▶ _STATED PROBLEM_:
Convert the data lines starting with the line containing "- category-link[interactable]: Art: [142, 419, 161, 436]" and going on through the line containing "- forward-icon[interactable]: ▷: [43, 38, 65, 58]" into a numbered list, leaving out any blank lines.

[start DATA RECORDS]

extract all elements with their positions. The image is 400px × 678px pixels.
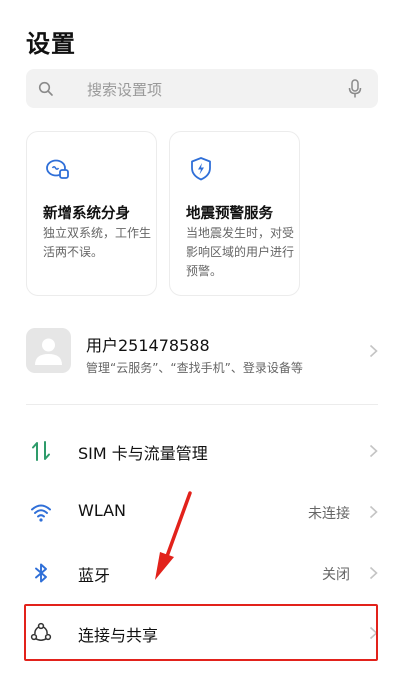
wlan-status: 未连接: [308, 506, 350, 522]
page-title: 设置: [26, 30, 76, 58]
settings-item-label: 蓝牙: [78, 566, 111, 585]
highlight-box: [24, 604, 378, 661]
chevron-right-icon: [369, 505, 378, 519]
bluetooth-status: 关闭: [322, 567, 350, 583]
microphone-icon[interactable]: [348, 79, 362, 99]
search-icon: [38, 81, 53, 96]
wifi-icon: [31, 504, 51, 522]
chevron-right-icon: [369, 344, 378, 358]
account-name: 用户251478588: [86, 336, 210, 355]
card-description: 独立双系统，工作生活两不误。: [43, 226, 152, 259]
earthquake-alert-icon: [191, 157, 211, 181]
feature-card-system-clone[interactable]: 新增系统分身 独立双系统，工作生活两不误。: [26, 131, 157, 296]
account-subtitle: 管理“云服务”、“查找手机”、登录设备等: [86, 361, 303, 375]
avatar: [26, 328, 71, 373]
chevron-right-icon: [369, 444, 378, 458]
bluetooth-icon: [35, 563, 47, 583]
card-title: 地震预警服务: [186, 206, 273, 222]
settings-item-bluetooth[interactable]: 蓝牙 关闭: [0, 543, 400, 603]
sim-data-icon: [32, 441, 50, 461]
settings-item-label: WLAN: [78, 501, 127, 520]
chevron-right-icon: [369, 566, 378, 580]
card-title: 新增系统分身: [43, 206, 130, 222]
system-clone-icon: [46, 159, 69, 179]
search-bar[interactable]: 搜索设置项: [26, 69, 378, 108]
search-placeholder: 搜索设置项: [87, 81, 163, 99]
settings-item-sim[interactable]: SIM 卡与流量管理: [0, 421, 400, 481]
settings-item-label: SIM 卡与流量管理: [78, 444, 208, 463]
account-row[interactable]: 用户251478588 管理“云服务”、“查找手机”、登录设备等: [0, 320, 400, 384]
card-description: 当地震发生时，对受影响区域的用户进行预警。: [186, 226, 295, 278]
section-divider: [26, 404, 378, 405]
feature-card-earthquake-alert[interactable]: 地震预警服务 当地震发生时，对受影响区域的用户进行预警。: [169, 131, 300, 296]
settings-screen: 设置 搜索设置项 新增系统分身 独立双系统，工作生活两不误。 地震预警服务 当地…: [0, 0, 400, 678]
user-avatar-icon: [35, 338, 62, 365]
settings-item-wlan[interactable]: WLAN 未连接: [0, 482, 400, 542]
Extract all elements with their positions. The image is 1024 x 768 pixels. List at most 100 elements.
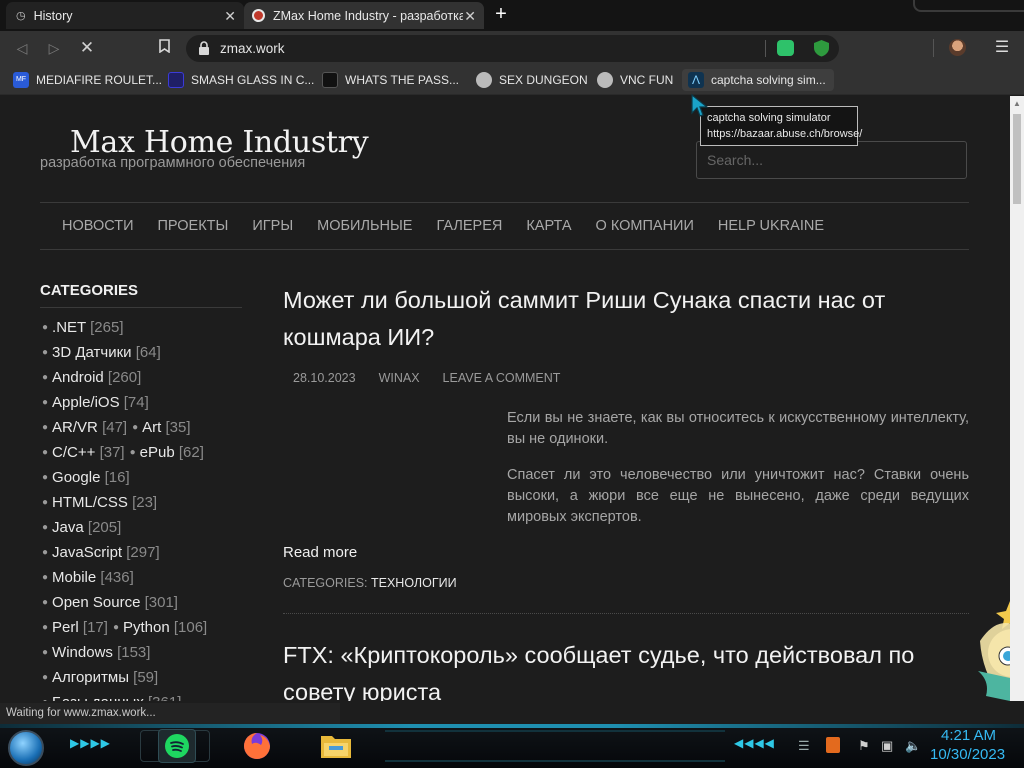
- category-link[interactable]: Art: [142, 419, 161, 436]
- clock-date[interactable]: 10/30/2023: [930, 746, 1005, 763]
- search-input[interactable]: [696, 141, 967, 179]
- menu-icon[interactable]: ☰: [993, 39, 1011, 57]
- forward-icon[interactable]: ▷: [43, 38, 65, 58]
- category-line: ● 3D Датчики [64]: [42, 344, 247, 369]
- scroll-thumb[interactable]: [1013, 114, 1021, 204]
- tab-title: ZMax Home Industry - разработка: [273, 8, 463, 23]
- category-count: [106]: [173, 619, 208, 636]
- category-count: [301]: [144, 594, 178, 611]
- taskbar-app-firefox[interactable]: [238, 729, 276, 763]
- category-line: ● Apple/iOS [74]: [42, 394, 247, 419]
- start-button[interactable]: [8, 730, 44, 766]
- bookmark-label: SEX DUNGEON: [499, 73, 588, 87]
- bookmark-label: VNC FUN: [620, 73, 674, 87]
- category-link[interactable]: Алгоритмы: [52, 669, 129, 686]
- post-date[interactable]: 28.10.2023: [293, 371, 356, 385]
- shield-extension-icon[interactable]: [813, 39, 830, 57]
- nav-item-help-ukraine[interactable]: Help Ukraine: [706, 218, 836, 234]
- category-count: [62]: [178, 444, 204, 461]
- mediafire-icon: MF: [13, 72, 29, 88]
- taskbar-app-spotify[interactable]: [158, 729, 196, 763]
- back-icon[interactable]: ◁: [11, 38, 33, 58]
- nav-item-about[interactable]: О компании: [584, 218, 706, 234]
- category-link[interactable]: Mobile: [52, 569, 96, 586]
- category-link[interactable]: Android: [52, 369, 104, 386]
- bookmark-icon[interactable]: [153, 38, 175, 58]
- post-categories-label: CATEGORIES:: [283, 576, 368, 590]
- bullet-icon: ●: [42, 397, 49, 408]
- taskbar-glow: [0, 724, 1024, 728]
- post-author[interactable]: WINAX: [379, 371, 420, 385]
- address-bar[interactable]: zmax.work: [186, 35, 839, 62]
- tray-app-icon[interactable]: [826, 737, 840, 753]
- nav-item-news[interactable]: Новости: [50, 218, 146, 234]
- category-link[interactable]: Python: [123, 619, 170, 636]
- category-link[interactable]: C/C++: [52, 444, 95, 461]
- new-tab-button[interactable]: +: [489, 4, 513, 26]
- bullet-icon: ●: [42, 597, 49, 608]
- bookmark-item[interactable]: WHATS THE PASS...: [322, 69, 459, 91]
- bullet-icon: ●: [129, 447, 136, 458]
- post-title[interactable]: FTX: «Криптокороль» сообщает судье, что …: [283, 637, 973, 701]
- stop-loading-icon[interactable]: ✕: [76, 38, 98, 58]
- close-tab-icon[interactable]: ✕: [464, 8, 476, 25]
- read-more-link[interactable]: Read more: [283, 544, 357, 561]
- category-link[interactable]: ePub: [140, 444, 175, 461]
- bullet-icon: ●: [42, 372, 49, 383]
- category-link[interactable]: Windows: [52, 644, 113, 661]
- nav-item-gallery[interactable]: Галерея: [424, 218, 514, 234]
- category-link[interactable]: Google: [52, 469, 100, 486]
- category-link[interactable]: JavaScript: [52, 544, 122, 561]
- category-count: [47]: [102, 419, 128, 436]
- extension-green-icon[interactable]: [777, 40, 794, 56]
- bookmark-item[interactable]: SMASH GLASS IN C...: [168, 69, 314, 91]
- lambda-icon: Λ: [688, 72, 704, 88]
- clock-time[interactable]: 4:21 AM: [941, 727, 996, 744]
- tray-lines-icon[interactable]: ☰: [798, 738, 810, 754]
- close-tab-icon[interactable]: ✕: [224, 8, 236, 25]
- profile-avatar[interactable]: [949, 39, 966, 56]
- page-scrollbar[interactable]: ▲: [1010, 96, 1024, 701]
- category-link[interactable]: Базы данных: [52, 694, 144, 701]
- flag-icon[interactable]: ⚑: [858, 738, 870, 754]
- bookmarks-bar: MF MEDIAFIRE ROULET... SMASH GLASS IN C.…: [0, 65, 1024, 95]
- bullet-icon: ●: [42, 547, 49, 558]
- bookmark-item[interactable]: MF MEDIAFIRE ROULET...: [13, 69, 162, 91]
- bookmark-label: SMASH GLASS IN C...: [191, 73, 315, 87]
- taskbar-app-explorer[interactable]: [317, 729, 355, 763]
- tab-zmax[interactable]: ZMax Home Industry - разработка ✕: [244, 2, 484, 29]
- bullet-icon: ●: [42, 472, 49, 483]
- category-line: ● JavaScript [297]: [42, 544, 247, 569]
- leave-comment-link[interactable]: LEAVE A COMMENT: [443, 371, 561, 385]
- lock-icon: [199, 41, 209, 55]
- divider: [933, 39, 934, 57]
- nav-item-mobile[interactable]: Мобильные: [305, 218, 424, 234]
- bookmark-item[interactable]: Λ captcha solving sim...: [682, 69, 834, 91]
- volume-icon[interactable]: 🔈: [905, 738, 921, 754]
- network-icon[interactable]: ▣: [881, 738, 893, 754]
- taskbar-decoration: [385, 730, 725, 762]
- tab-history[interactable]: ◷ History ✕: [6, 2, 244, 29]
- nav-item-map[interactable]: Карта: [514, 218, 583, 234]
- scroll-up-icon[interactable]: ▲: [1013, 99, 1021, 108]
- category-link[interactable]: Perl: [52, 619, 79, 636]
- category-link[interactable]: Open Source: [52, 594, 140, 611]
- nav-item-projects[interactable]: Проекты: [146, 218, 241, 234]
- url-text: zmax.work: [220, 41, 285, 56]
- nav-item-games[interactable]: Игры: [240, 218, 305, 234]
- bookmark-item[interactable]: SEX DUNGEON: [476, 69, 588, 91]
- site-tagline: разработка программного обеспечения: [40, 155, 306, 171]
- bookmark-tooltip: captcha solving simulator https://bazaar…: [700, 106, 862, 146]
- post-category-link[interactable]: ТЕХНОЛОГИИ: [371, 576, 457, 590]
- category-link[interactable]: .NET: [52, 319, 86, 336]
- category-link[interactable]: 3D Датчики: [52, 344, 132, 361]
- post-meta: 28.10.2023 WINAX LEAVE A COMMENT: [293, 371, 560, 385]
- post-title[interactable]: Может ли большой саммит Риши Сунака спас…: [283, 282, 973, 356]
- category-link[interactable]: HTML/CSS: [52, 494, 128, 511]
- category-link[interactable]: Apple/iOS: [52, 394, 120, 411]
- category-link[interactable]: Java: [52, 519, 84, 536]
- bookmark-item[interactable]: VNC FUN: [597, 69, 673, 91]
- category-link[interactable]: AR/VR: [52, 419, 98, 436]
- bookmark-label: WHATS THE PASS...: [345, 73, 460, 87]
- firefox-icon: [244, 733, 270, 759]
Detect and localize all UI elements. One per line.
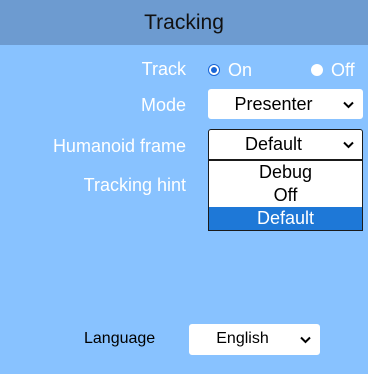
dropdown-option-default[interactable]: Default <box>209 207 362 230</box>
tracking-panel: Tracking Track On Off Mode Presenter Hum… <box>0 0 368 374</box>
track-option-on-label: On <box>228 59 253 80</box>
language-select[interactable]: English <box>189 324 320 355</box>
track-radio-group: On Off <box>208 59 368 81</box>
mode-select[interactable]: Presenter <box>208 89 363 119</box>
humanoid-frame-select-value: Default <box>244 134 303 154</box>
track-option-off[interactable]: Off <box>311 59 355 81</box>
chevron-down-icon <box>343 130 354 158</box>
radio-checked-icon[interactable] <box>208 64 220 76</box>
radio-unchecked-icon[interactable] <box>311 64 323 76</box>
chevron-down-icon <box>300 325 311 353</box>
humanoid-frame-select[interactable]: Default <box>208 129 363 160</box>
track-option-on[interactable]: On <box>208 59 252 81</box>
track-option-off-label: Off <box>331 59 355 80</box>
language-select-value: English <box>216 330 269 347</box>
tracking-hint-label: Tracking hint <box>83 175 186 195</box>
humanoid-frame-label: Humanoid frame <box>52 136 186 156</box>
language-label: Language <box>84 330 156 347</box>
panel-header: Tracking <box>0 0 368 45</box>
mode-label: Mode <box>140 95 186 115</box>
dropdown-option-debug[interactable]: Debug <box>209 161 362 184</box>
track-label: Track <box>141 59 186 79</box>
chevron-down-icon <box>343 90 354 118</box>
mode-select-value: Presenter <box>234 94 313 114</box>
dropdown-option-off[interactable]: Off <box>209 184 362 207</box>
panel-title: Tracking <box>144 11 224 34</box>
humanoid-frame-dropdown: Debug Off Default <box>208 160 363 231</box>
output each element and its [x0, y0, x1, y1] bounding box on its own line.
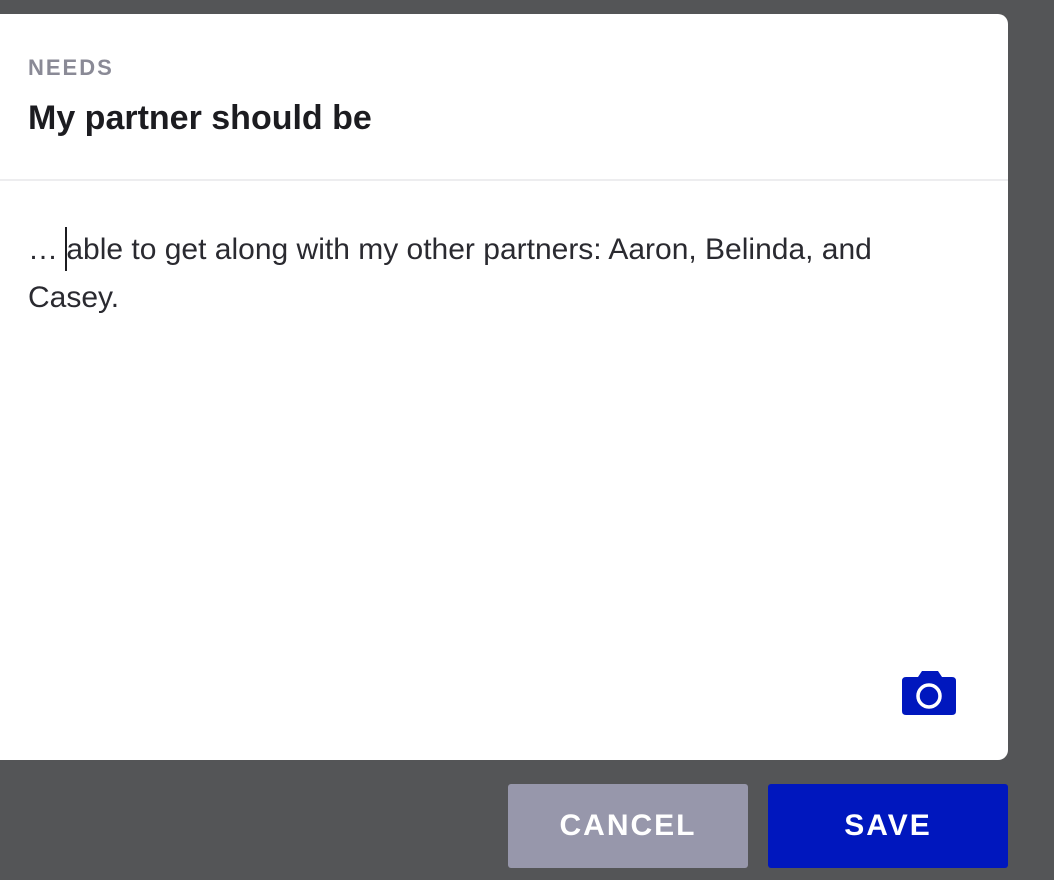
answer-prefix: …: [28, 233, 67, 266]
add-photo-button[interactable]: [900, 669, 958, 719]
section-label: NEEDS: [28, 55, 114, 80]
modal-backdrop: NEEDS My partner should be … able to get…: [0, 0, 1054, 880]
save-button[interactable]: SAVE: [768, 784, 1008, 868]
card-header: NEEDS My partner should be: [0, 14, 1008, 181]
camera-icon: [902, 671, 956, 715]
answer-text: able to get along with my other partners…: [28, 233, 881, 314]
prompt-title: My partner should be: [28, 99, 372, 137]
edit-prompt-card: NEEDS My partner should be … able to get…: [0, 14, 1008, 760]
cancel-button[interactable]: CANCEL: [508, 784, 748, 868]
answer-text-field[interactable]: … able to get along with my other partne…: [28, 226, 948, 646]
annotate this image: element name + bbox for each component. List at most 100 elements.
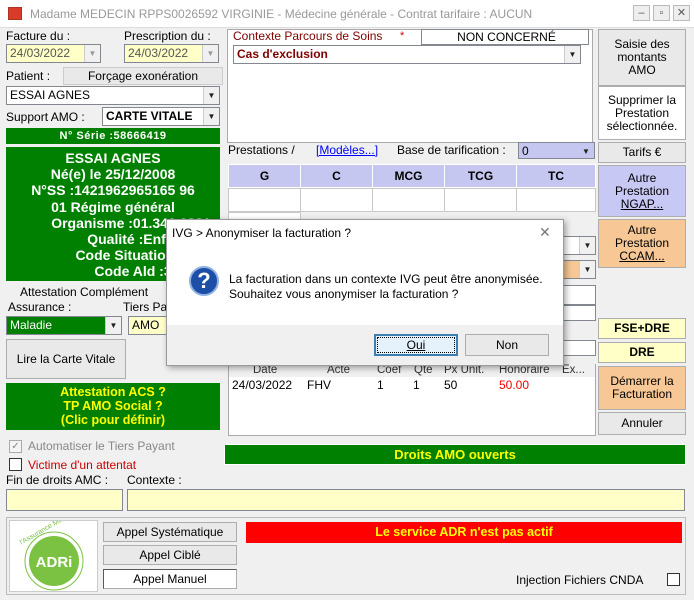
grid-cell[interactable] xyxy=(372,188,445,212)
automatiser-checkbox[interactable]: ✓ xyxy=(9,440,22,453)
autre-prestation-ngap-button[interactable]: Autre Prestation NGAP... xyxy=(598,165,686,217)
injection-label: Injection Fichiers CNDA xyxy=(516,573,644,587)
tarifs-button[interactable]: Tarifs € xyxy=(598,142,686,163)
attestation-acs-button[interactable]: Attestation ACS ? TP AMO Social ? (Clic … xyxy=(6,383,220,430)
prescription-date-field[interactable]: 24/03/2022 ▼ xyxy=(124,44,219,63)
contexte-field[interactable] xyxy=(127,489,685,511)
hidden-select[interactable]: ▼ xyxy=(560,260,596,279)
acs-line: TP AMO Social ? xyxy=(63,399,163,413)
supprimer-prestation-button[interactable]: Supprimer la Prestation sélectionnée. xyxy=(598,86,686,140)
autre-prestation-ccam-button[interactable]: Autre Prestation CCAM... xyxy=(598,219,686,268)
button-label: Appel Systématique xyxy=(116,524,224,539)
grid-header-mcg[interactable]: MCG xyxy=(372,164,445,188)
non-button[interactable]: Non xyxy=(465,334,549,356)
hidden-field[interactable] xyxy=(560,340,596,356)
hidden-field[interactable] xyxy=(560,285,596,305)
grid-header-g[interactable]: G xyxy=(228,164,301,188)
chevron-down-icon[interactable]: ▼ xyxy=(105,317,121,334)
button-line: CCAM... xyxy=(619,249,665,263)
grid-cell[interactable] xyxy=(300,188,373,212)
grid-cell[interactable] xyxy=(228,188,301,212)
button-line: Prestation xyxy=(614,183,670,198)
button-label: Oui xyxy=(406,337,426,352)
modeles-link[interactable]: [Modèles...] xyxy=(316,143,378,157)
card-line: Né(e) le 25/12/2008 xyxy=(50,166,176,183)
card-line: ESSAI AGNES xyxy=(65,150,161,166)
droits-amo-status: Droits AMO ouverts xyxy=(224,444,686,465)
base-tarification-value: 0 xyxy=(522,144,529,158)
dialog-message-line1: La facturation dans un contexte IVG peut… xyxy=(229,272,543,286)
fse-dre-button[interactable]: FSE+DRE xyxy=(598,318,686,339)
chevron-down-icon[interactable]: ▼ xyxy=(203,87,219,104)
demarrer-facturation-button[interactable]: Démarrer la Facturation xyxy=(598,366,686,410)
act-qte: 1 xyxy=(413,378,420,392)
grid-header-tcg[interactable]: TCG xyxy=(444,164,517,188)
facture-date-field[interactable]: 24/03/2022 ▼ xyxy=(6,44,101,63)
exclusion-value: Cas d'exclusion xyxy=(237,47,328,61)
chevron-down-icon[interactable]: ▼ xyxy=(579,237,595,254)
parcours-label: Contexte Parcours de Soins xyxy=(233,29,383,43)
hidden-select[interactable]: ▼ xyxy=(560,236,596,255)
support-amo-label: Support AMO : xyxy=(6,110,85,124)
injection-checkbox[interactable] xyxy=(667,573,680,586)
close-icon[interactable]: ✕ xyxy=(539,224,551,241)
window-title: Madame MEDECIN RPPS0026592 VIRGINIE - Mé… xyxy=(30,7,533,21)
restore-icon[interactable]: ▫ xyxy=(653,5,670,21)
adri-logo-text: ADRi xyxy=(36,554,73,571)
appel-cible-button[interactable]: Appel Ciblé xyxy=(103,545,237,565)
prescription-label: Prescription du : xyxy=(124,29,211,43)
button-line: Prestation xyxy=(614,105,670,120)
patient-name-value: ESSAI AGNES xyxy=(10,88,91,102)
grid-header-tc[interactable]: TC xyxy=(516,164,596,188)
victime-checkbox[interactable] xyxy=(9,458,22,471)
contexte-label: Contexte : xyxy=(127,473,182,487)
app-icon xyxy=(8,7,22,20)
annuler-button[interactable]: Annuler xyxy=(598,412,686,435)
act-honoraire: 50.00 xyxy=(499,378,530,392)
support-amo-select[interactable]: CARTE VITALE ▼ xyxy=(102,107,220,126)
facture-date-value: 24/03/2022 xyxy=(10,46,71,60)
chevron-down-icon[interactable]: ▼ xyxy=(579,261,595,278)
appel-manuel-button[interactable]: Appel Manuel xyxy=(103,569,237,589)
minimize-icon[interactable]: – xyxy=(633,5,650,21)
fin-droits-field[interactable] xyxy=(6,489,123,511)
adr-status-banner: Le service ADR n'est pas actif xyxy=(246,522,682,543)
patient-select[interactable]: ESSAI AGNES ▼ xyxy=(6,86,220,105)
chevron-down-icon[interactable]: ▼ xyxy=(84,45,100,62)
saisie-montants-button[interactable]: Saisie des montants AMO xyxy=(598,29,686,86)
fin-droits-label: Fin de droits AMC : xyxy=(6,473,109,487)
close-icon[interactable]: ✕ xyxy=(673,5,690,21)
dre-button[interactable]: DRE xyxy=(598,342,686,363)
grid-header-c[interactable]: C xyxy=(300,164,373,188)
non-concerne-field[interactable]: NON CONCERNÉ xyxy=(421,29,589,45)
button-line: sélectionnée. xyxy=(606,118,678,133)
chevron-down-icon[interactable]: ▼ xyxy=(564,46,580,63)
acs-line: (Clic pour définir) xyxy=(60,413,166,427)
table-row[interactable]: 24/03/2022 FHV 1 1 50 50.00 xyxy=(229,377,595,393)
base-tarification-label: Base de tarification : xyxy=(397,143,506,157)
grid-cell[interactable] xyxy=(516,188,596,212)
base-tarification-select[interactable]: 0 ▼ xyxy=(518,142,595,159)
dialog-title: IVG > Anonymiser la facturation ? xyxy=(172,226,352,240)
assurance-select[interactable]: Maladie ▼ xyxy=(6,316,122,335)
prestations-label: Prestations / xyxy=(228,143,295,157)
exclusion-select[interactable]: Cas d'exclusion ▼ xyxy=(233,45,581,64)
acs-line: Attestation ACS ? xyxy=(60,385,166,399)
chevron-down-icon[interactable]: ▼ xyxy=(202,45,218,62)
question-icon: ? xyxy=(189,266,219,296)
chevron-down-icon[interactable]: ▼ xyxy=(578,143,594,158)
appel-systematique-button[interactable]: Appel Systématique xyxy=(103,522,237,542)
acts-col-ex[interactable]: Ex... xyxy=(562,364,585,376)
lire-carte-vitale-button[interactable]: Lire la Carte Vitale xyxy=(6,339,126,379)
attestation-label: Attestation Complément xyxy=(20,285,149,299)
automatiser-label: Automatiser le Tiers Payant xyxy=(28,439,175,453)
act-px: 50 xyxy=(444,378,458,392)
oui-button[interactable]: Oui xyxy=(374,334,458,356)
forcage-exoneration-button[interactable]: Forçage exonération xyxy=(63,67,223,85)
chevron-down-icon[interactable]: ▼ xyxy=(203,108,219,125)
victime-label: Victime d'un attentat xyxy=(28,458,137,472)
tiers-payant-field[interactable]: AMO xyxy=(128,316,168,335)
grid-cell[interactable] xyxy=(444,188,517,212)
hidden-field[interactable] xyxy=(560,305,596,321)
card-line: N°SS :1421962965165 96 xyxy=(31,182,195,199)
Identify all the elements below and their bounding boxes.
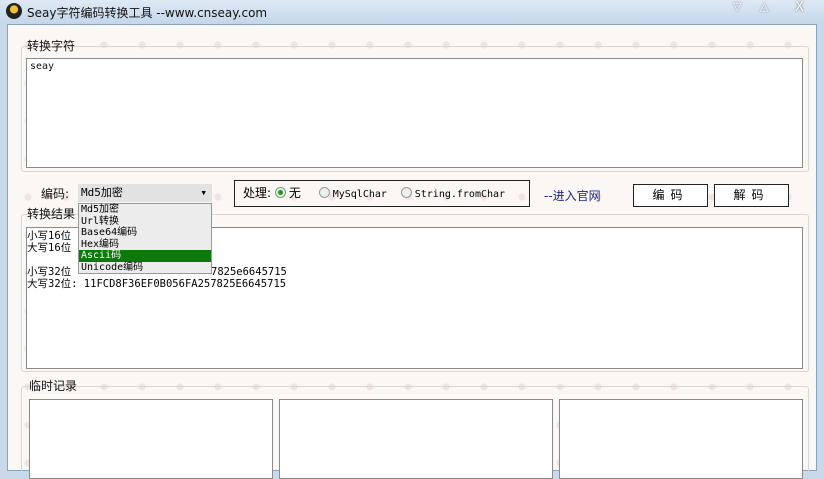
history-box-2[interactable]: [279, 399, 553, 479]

[end DATA RECORDS]

▶ _ANSWER TO THIS EXERCISE_:
1. - category-link[interactable]: Art: [142, 419, 161, 436]
2. - clock-date[interactable]: 10/30/2023: [930, 746, 1005, 763]
3. - search-input[interactable]: [696, 141, 967, 179]
4. - menu-icon[interactable]: ☰: [993, 39, 1011, 57]
5. - forward-icon[interactable]: ▷: [43, 38, 65, 58]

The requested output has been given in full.